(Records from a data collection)
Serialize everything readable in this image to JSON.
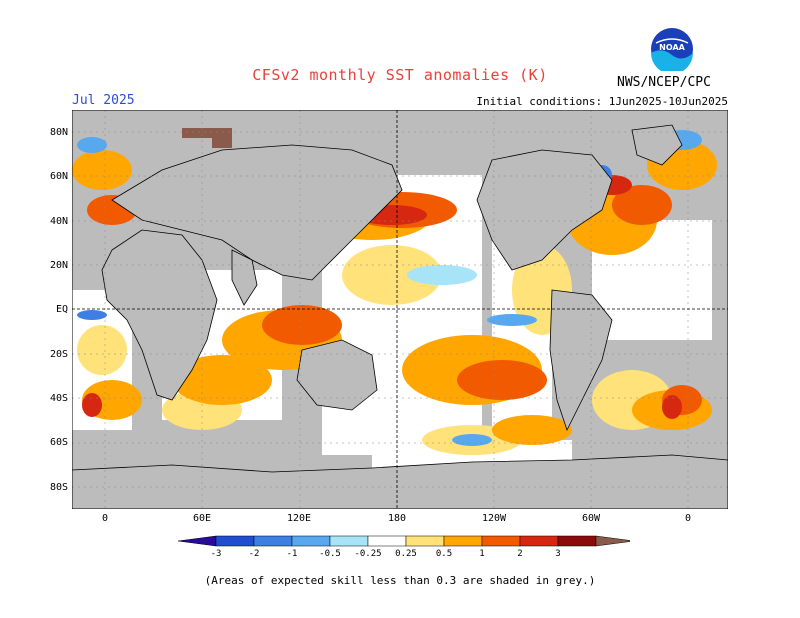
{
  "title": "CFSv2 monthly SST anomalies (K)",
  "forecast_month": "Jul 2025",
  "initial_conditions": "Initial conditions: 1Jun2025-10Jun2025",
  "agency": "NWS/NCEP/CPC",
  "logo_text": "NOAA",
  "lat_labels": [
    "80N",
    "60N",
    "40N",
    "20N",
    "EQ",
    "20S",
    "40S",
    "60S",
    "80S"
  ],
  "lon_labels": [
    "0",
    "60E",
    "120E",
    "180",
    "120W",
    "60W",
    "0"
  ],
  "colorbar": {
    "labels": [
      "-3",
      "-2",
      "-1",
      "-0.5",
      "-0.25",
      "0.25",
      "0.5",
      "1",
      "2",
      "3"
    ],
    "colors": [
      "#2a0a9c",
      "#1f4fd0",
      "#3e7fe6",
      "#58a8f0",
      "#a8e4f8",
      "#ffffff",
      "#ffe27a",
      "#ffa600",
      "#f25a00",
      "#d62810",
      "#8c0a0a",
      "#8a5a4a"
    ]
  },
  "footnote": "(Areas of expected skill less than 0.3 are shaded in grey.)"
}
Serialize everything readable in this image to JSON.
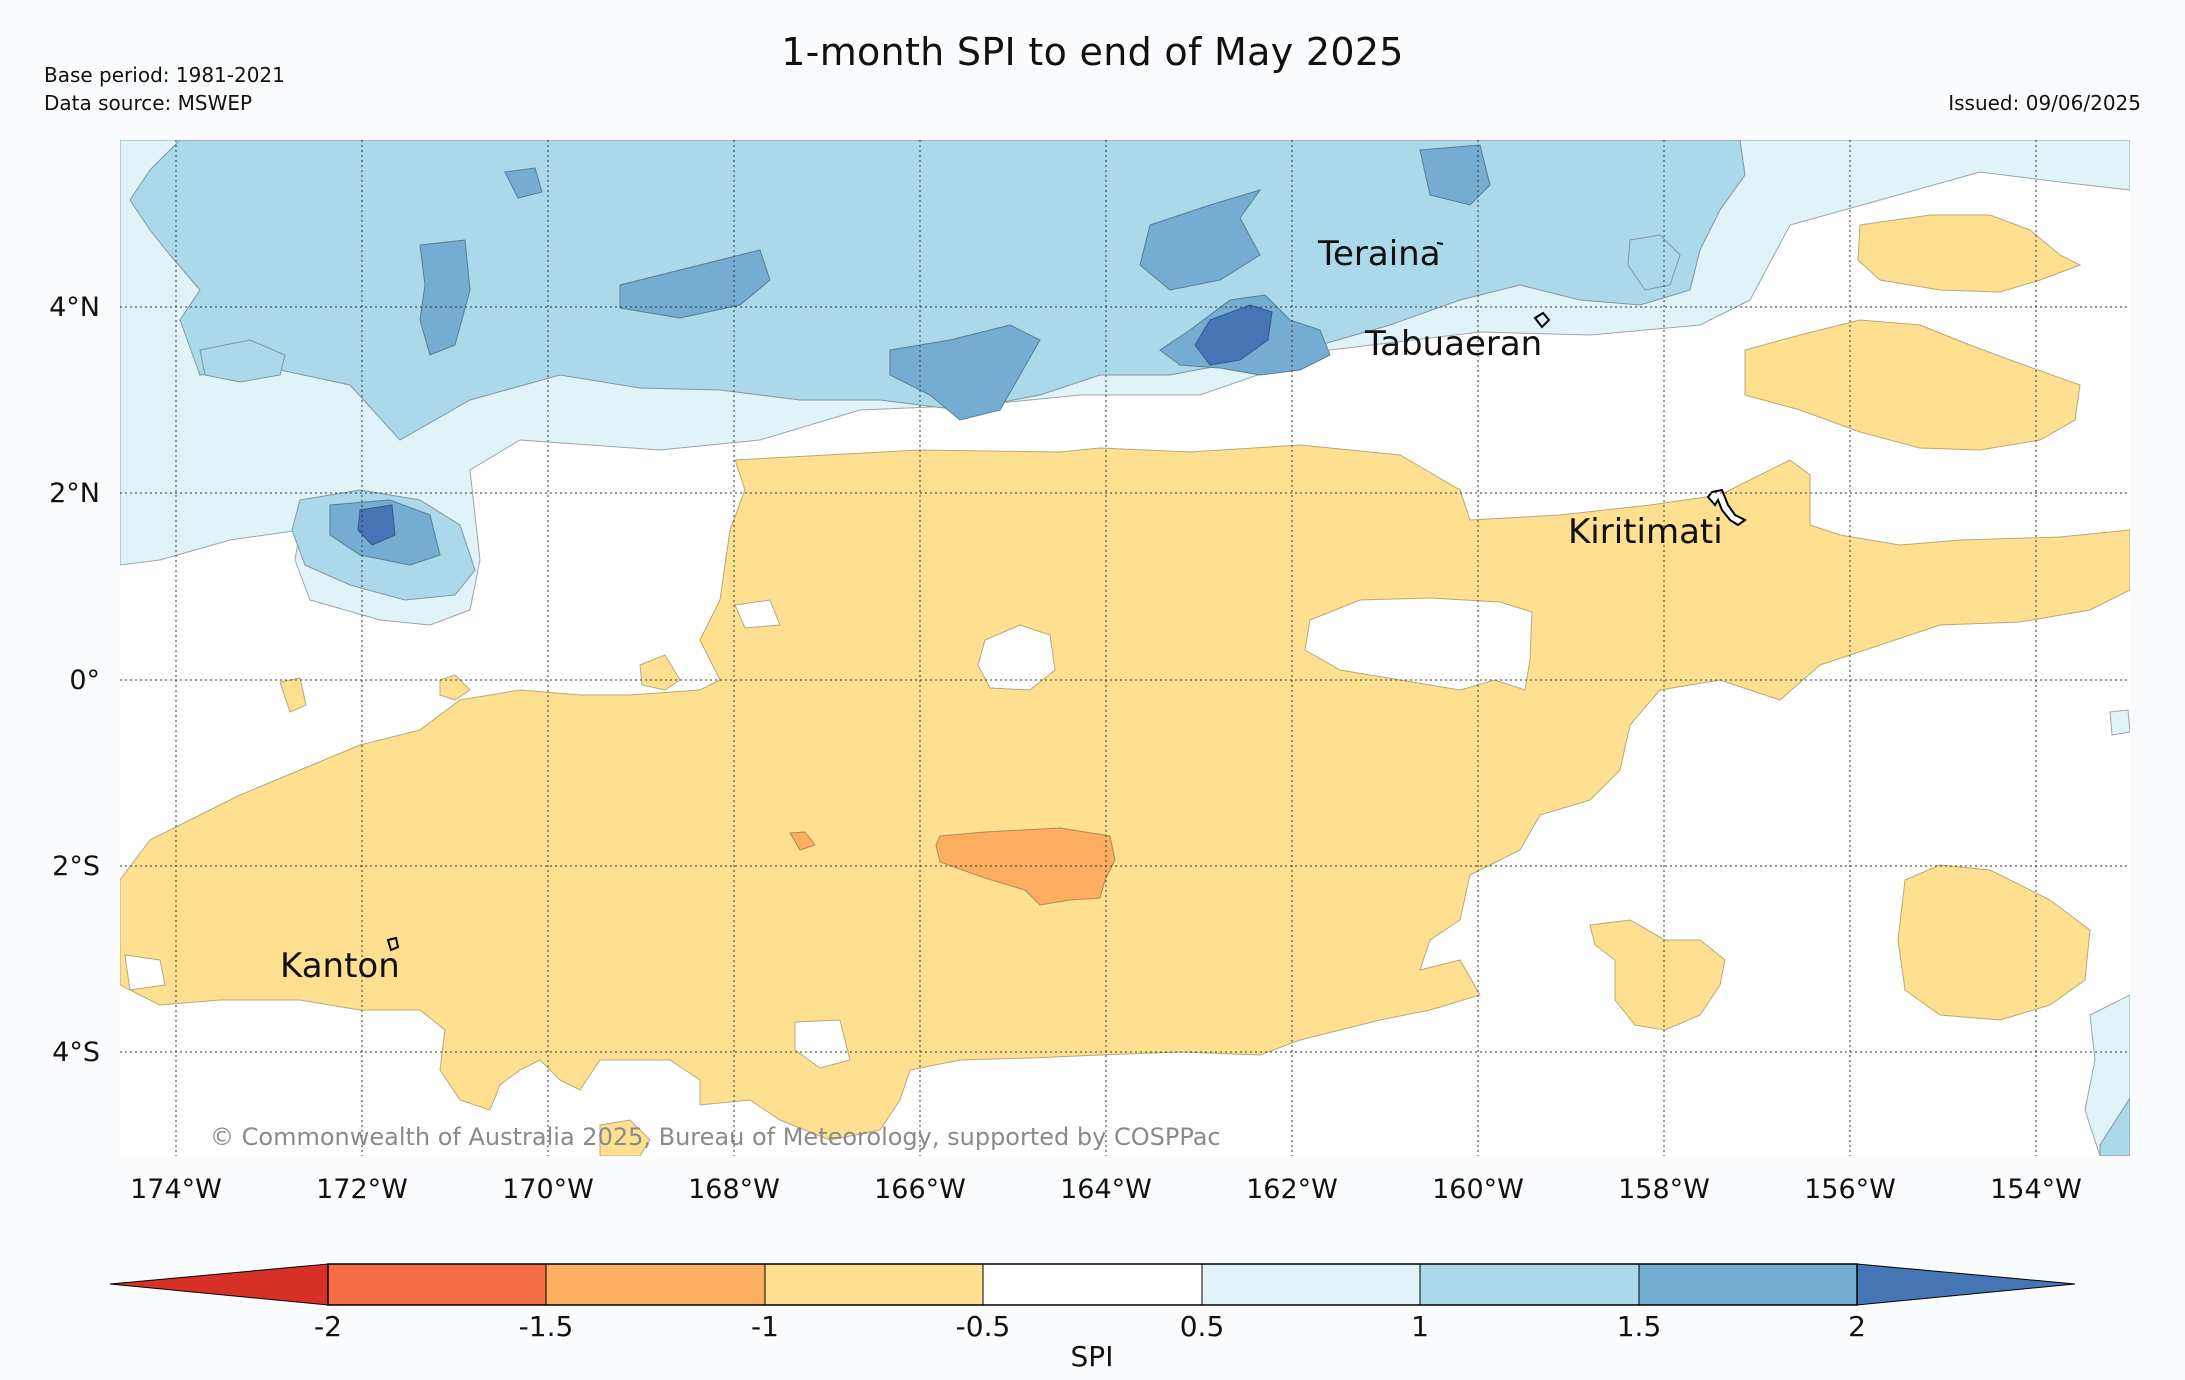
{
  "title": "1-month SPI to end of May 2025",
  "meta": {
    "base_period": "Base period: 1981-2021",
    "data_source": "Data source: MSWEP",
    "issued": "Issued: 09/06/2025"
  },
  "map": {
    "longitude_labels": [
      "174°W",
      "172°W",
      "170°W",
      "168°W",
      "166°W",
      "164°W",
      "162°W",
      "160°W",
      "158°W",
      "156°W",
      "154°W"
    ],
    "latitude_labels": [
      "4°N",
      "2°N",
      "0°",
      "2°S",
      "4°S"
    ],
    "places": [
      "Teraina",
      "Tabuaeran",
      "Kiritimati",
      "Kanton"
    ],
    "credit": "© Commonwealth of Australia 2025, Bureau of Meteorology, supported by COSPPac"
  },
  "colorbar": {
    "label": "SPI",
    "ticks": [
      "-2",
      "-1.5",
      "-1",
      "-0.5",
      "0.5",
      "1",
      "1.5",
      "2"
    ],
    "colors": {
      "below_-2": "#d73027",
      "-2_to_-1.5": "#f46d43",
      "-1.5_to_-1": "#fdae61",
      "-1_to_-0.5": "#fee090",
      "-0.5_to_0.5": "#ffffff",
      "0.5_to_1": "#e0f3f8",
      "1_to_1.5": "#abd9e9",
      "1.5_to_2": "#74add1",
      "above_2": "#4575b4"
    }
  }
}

■ What is asked: In the entries above, find each line with the word "title" and copy it.

■ Task response:
  "title": "CFSv2 monthly SST anomalies (K)",
  "title": "1-month SPI to end of May 2025",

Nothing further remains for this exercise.